Goal
Please reproduce every record, keeping each one exactly as written.

>> Start

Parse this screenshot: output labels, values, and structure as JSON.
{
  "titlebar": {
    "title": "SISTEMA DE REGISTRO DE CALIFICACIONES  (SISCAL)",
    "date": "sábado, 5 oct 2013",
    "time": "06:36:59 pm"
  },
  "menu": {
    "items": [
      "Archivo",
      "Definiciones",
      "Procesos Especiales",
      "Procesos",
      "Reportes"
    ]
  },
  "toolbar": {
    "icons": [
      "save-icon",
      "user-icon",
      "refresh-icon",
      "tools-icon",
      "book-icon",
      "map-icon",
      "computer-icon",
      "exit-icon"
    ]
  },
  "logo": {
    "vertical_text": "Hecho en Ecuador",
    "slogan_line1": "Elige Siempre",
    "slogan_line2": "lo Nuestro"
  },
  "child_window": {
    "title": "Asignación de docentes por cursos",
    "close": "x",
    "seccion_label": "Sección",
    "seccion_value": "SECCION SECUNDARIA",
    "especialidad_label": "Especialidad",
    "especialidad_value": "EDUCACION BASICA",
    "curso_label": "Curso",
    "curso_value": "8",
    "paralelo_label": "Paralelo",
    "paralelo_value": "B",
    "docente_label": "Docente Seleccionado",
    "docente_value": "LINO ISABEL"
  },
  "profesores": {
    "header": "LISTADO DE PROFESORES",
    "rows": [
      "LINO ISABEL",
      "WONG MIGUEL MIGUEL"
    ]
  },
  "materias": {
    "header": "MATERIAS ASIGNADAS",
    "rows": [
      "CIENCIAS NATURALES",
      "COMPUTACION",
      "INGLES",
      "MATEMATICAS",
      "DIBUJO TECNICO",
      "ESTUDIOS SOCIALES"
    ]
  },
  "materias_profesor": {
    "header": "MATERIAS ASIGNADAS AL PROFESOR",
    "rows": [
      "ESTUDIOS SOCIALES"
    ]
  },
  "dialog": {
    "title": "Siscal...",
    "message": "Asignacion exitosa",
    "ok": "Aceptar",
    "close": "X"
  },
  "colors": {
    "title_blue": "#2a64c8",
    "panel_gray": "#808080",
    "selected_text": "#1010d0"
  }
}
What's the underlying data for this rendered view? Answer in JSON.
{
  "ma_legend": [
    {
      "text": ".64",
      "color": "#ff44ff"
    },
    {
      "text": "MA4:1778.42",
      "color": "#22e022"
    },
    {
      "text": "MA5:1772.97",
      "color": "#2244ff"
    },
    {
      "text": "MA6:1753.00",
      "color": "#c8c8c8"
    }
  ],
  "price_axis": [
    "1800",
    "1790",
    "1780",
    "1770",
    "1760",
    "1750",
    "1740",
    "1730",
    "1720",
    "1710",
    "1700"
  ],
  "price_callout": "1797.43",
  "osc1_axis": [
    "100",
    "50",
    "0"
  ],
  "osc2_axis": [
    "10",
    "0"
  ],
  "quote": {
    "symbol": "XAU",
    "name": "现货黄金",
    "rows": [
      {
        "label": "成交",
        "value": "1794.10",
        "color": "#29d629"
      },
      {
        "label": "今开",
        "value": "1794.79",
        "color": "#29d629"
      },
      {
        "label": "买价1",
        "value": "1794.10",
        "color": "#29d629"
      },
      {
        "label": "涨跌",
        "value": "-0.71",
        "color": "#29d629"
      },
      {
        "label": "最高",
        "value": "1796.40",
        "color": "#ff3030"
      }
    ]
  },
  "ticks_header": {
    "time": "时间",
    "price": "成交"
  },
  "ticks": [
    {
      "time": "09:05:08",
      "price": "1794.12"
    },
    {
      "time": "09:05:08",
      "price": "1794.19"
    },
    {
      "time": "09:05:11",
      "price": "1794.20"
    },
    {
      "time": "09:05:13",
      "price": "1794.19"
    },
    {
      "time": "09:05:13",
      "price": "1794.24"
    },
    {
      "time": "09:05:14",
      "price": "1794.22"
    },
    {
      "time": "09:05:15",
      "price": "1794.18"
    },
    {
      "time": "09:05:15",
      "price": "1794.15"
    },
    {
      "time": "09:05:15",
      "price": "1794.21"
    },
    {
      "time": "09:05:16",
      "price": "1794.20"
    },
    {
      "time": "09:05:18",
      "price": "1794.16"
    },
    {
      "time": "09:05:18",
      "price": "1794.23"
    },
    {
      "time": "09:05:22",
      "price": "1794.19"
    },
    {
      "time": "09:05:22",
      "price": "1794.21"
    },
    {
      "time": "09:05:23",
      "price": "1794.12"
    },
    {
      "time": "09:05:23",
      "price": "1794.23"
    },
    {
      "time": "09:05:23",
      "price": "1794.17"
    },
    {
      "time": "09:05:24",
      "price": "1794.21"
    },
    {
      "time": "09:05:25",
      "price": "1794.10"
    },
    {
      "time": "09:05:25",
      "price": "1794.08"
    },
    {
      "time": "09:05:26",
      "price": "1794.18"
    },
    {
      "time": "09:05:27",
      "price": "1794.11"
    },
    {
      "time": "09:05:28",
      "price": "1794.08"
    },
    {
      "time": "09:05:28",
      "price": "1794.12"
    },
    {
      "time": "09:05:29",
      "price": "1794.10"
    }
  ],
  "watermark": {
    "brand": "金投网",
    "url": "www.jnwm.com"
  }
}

>> End

Final answer
Parse this screenshot: output labels, values, and structure as JSON.
{
  "titlebar": {
    "title": "SISTEMA DE REGISTRO DE CALIFICACIONES  (SISCAL)",
    "date": "sábado, 5 oct 2013",
    "time": "06:36:59 pm"
  },
  "menu": {
    "items": [
      "Archivo",
      "Definiciones",
      "Procesos Especiales",
      "Procesos",
      "Reportes"
    ]
  },
  "toolbar": {
    "icons": [
      "save-icon",
      "user-icon",
      "refresh-icon",
      "tools-icon",
      "book-icon",
      "map-icon",
      "computer-icon",
      "exit-icon"
    ]
  },
  "logo": {
    "vertical_text": "Hecho en Ecuador",
    "slogan_line1": "Elige Siempre",
    "slogan_line2": "lo Nuestro"
  },
  "child_window": {
    "title": "Asignación de docentes por cursos",
    "close": "x",
    "seccion_label": "Sección",
    "seccion_value": "SECCION SECUNDARIA",
    "especialidad_label": "Especialidad",
    "especialidad_value": "EDUCACION BASICA",
    "curso_label": "Curso",
    "curso_value": "8",
    "paralelo_label": "Paralelo",
    "paralelo_value": "B",
    "docente_label": "Docente Seleccionado",
    "docente_value": "LINO ISABEL"
  },
  "profesores": {
    "header": "LISTADO DE PROFESORES",
    "rows": [
      "LINO ISABEL",
      "WONG MIGUEL MIGUEL"
    ]
  },
  "materias": {
    "header": "MATERIAS ASIGNADAS",
    "rows": [
      "CIENCIAS NATURALES",
      "COMPUTACION",
      "INGLES",
      "MATEMATICAS",
      "DIBUJO TECNICO",
      "ESTUDIOS SOCIALES"
    ]
  },
  "materias_profesor": {
    "header": "MATERIAS ASIGNADAS AL PROFESOR",
    "rows": [
      "ESTUDIOS SOCIALES"
    ]
  },
  "dialog": {
    "title": "Siscal...",
    "message": "Asignacion exitosa",
    "ok": "Aceptar",
    "close": "X"
  },
  "colors": {
    "title_blue": "#2a64c8",
    "panel_gray": "#808080",
    "selected_text": "#1010d0"
  }
}
What's the underlying data for this rendered view? Answer in JSON.
{
  "ma_legend": [
    {
      "text": ".64",
      "color": "#ff44ff"
    },
    {
      "text": "MA4:1778.42",
      "color": "#22e022"
    },
    {
      "text": "MA5:1772.97",
      "color": "#2244ff"
    },
    {
      "text": "MA6:1753.00",
      "color": "#c8c8c8"
    }
  ],
  "price_axis": [
    "1800",
    "1790",
    "1780",
    "1770",
    "1760",
    "1750",
    "1740",
    "1730",
    "1720",
    "1710",
    "1700"
  ],
  "price_callout": "1797.43",
  "osc1_axis": [
    "100",
    "50",
    "0"
  ],
  "osc2_axis": [
    "10",
    "0"
  ],
  "quote": {
    "symbol": "XAU",
    "name": "现货黄金",
    "rows": [
      {
        "label": "成交",
        "value": "1794.10",
        "color": "#29d629"
      },
      {
        "label": "今开",
        "value": "1794.79",
        "color": "#29d629"
      },
      {
        "label": "买价1",
        "value": "1794.10",
        "color": "#29d629"
      },
      {
        "label": "涨跌",
        "value": "-0.71",
        "color": "#29d629"
      },
      {
        "label": "最高",
        "value": "1796.40",
        "color": "#ff3030"
      }
    ]
  },
  "ticks_header": {
    "time": "时间",
    "price": "成交"
  },
  "ticks": [
    {
      "time": "09:05:08",
      "price": "1794.12"
    },
    {
      "time": "09:05:08",
      "price": "1794.19"
    },
    {
      "time": "09:05:11",
      "price": "1794.20"
    },
    {
      "time": "09:05:13",
      "price": "1794.19"
    },
    {
      "time": "09:05:13",
      "price": "1794.24"
    },
    {
      "time": "09:05:14",
      "price": "1794.22"
    },
    {
      "time": "09:05:15",
      "price": "1794.18"
    },
    {
      "time": "09:05:15",
      "price": "1794.15"
    },
    {
      "time": "09:05:15",
      "price": "1794.21"
    },
    {
      "time": "09:05:16",
      "price": "1794.20"
    },
    {
      "time": "09:05:18",
      "price": "1794.16"
    },
    {
      "time": "09:05:18",
      "price": "1794.23"
    },
    {
      "time": "09:05:22",
      "price": "1794.19"
    },
    {
      "time": "09:05:22",
      "price": "1794.21"
    },
    {
      "time": "09:05:23",
      "price": "1794.12"
    },
    {
      "time": "09:05:23",
      "price": "1794.23"
    },
    {
      "time": "09:05:23",
      "price": "1794.17"
    },
    {
      "time": "09:05:24",
      "price": "1794.21"
    },
    {
      "time": "09:05:25",
      "price": "1794.10"
    },
    {
      "time": "09:05:25",
      "price": "1794.08"
    },
    {
      "time": "09:05:26",
      "price": "1794.18"
    },
    {
      "time": "09:05:27",
      "price": "1794.11"
    },
    {
      "time": "09:05:28",
      "price": "1794.08"
    },
    {
      "time": "09:05:28",
      "price": "1794.12"
    },
    {
      "time": "09:05:29",
      "price": "1794.10"
    }
  ],
  "watermark": {
    "brand": "金投网",
    "url": "www.jnwm.com"
  }
}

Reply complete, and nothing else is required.